### Provided information
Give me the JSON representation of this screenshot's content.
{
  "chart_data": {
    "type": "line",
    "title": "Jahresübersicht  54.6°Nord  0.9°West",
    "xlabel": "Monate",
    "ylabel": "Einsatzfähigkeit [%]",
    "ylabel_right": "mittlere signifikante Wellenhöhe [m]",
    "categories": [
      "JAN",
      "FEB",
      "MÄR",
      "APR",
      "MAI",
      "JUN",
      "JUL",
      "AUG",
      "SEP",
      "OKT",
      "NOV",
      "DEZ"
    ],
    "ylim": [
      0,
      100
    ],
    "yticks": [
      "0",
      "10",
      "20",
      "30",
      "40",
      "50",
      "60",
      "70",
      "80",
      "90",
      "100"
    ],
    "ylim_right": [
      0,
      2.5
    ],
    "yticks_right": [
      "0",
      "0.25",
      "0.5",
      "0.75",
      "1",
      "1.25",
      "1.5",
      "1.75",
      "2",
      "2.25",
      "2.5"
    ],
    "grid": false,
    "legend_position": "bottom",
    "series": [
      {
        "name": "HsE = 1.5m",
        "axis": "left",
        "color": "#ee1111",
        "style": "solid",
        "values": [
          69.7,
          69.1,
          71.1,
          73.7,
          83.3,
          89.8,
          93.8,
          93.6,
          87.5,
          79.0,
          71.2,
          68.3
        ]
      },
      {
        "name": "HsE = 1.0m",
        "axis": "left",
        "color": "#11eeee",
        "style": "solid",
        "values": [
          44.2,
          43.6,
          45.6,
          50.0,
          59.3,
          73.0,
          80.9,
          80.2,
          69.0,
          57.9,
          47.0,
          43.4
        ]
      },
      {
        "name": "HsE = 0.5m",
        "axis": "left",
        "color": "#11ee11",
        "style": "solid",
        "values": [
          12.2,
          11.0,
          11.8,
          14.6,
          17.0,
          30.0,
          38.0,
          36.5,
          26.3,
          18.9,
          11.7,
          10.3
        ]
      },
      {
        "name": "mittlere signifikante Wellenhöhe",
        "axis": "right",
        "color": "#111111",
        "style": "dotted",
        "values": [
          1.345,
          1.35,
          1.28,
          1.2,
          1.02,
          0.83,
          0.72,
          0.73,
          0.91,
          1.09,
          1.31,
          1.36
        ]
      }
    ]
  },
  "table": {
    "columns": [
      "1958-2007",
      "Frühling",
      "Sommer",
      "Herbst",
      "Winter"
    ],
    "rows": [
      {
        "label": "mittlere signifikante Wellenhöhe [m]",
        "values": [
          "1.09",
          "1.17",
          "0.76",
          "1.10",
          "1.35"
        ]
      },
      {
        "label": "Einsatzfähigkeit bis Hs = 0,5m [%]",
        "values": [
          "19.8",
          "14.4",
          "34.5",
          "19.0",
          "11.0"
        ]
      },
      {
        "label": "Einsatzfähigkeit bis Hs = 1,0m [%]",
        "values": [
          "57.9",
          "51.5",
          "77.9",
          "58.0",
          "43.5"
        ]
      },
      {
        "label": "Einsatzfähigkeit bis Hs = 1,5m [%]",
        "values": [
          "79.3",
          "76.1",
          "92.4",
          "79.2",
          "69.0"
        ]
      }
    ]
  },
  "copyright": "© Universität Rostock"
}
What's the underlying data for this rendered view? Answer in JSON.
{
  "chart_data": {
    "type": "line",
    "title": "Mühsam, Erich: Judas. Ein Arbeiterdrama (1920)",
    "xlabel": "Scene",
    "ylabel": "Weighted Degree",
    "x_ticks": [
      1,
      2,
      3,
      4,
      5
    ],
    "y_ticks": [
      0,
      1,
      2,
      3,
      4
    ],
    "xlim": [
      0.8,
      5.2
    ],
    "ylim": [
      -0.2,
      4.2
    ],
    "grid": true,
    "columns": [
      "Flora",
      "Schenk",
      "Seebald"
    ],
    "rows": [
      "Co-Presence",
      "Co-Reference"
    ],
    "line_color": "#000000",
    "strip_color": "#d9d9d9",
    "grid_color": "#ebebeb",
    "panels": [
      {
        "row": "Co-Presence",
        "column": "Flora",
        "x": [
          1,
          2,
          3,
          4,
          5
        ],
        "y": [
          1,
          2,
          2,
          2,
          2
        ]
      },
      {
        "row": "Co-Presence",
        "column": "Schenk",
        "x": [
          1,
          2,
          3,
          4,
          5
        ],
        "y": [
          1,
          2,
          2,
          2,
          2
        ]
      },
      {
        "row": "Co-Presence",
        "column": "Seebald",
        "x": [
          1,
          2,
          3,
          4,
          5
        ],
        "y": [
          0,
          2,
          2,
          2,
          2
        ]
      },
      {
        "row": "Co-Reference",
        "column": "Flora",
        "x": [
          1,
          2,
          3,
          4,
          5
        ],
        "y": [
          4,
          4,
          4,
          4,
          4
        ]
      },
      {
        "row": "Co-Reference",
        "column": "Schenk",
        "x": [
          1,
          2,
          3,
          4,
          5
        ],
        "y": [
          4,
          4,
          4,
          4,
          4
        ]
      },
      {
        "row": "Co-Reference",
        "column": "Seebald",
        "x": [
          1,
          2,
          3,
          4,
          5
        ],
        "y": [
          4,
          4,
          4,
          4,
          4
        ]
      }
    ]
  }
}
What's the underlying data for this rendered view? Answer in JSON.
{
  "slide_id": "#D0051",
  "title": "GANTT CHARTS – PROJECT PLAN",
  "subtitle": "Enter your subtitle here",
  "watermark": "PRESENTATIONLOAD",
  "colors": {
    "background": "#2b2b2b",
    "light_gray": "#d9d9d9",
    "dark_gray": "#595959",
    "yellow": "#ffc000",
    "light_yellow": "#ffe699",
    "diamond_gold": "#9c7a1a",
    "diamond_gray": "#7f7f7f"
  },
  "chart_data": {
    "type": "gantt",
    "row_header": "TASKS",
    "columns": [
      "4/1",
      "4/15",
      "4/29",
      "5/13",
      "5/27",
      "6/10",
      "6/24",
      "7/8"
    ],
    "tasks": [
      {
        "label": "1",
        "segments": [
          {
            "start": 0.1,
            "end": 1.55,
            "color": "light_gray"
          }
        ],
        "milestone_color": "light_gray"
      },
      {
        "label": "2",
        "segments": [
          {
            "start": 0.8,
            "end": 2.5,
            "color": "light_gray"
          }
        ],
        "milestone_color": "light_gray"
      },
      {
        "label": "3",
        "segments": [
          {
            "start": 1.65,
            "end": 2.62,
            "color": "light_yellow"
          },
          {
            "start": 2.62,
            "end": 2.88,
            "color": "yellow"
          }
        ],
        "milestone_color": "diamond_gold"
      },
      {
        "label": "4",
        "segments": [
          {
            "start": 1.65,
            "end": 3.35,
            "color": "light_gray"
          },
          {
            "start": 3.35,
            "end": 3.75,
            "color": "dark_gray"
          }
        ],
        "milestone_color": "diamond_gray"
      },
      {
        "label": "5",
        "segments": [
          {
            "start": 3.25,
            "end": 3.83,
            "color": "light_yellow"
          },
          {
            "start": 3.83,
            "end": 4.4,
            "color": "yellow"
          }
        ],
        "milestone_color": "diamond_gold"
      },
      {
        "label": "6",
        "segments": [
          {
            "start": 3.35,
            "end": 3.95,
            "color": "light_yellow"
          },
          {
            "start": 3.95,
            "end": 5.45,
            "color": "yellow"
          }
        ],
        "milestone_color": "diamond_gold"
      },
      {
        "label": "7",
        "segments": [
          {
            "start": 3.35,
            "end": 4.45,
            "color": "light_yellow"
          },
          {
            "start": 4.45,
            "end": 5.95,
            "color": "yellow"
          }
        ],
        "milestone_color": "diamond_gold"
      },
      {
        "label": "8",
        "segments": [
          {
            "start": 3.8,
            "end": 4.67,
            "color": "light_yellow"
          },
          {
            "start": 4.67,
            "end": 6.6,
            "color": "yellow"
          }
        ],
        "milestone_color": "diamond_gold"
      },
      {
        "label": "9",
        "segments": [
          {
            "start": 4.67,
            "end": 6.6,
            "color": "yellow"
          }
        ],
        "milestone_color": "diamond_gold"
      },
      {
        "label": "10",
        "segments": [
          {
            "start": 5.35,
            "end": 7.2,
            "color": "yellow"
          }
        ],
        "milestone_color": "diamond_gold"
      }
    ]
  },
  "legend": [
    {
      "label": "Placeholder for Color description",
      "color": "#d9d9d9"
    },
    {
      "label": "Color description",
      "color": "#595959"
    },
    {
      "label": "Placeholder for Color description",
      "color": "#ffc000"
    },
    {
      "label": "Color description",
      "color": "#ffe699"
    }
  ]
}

### Task description
Look through the entries above and report each line where the string "signifikante" occurs.

### Written solution
    "ylabel_right": "mittlere signifikante Wellenhöhe [m]",
        "name": "mittlere signifikante Wellenhöhe",
        "label": "mittlere signifikante Wellenhöhe [m]",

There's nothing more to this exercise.